Page excerpt |
* START *

Danielson v. DuPage Area Vocational Educ. Auth.

Decision Date19 April 1984
Docket NumberNo. 83 C 7047.,83 C 7047.
Citation595 F. Supp. 27
PartiesCarol DANIELSON, et al., Plaintiffs, v. DuPAGE AREA VOCATIONAL EDUCATION AUTHORITY, Defendant.
CourtU.S. District Court — Northern District of Illinois

Lawrence Jay Weiner, Weiner, Neuman & Spak, Chicago, Ill., for plaintiffs.

S. Bennet Rodick, Stanley Eisenhammer, Robert Kohn, Robbins, Schwartz, Nicholas, Lifton & Taylor, Ltd., Chicago, Ill., for defendant.

MEMORANDUM OPINION AND ORDER

GETZENDANNER, District Judge:

This civil rights action is before the court on the motion to dismiss of defendant DuPage Area Vocational Education Authority ("DAVEA"). Plaintiffs are seven women now employed by DAVEA, suing on their own behalf and not as class representatives. The four-count complaint contains claims based on both federal and state law. Count I alleges that DAVEA discriminated against plaintiffs on account of their sex by giving them "less compensation and other terms and conditions of employment than males performing equal, comparable, or equivalent duties or functions." (Complaint ¶ 5.) This discrimination occurred "from the time of the initial placement and during the course of all subsequent employment by DAVEA .... (Id.) Relief in Count I is based on alleged violations of the Civil Rights Act of 1964, 42 U.S.C. § 2000e, et seq. ("Title VII"), and the Civil Rights Act of 1871, 42 U.S.C. § 1983. Count II is based on the same underlying facts but bases its claim for relief on a violation of the Fair Labor Standards Act, 29 U.S.C. § 206(d)(1) ("Equal Pay Act"). Counts III and IV are the pendent state claims which reincorporate the same factual allegations of the federal claims. Count III alleges a violation of The School Code, Ill.Rev.Stat., ch. 122, ¶ 24-7, and count IV alleges a violation of the Illinois Constitution. DAVEA has moved to dismiss all claims for lack of subject matter jurisdiction and for failure to state a claim upon which relief could be granted. Fed.R. Civ.P. 12(b)(1) and (6). In addition, DAVEA moves to strike plaintiffs' claims for punitive damages.

* END *

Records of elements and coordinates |

* START *

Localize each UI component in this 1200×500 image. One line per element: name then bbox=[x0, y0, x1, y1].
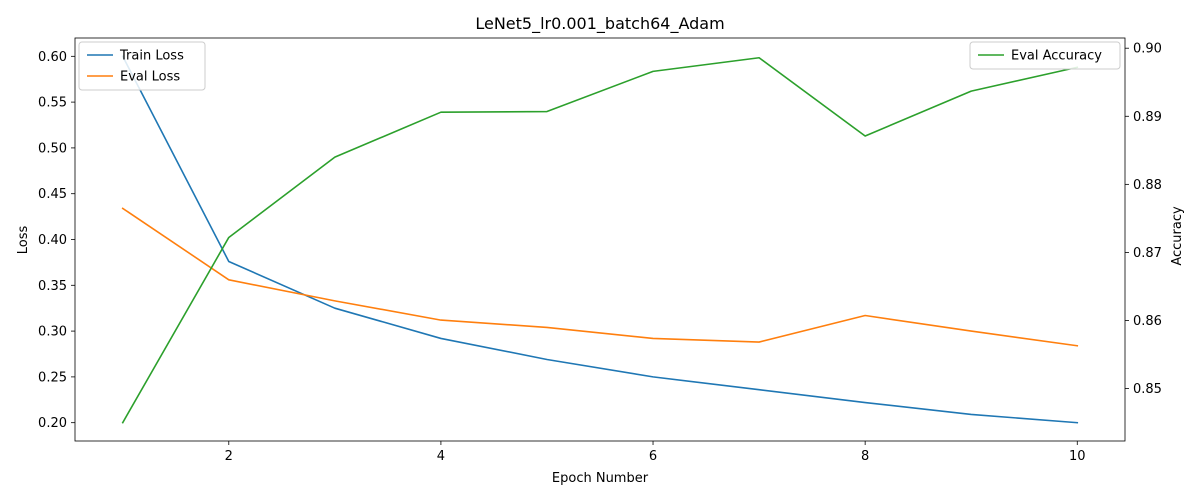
x-axis-label: Epoch Number bbox=[552, 471, 649, 486]
legend-box bbox=[969, 41, 1121, 70]
y-left-tick-label: 0.40 bbox=[38, 233, 67, 248]
legend-loss: Train Loss Eval Loss bbox=[78, 41, 206, 91]
x-tick-label: 8 bbox=[861, 449, 869, 464]
x-tick-label: 4 bbox=[437, 449, 445, 464]
y-left-tick-label: 0.50 bbox=[38, 141, 67, 156]
legend-box bbox=[78, 41, 206, 91]
y-left-tick-label: 0.55 bbox=[38, 96, 67, 111]
plot-marks bbox=[121, 55, 1079, 424]
y-right-tick-label: 0.85 bbox=[1133, 382, 1162, 397]
y-right-tick-label: 0.90 bbox=[1133, 42, 1162, 57]
y-left-tick-label: 0.30 bbox=[38, 325, 67, 340]
y-left-tick-label: 0.60 bbox=[38, 50, 67, 65]
y-left-tick-label: 0.20 bbox=[38, 416, 67, 431]
legend-label: Eval Loss bbox=[120, 70, 180, 85]
y-axis-right-label: Accuracy bbox=[1170, 206, 1185, 266]
x-tick-label: 6 bbox=[649, 449, 657, 464]
axes: 2 4 6 8 10 0.20 0.25 0.30 0.35 0.40 0.45 0.50 0.55 0.… bbox=[38, 37, 1162, 464]
y-right-tick-label: 0.89 bbox=[1133, 110, 1162, 125]
x-tick-label: 10 bbox=[1069, 449, 1086, 464]
plot-frame bbox=[74, 37, 1126, 442]
x-tick-label: 2 bbox=[225, 449, 233, 464]
y-left-tick-label: 0.35 bbox=[38, 279, 67, 294]
series-line-train-loss bbox=[121, 55, 1079, 424]
y-right-tick-label: 0.87 bbox=[1133, 246, 1162, 261]
series-line-eval-loss bbox=[121, 207, 1079, 347]
y-left-tick-label: 0.45 bbox=[38, 187, 67, 202]
y-right-tick-label: 0.88 bbox=[1133, 178, 1162, 193]
y-axis-left-label: Loss bbox=[16, 226, 31, 255]
legends: Train Loss Eval Loss Eval Accuracy bbox=[78, 41, 1121, 91]
y-left-tick-label: 0.25 bbox=[38, 370, 67, 385]
chart-title: LeNet5_lr0.001_batch64_Adam bbox=[475, 14, 724, 34]
series-line-eval-accuracy bbox=[121, 56, 1079, 424]
legend-label: Train Loss bbox=[119, 49, 184, 64]
y-right-tick-label: 0.86 bbox=[1133, 314, 1162, 329]
legend-accuracy: Eval Accuracy bbox=[969, 41, 1121, 70]
legend-label: Eval Accuracy bbox=[1011, 49, 1102, 64]
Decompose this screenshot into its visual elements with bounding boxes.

* END *

Exercise aim |
Transcribe the court opinion word for word, starting with "Citation595 F. Supp." and going on through "Ill., for defendant.". The records are separate material, apart from the court opinion.

Answer to this problem |
Citation595 F. Supp. 27
PartiesCarol DANIELSON, et al., Plaintiffs, v. DuPAGE AREA VOCATIONAL EDUCATION AUTHORITY, Defendant.
CourtU.S. District Court — Northern District of Illinois

Lawrence Jay Weiner, Weiner, Neuman & Spak, Chicago, Ill., for plaintiffs.

S. Bennet Rodick, Stanley Eisenhammer, Robert Kohn, Robbins, Schwartz, Nicholas, Lifton & Taylor, Ltd., Chicago, Ill., for defendant.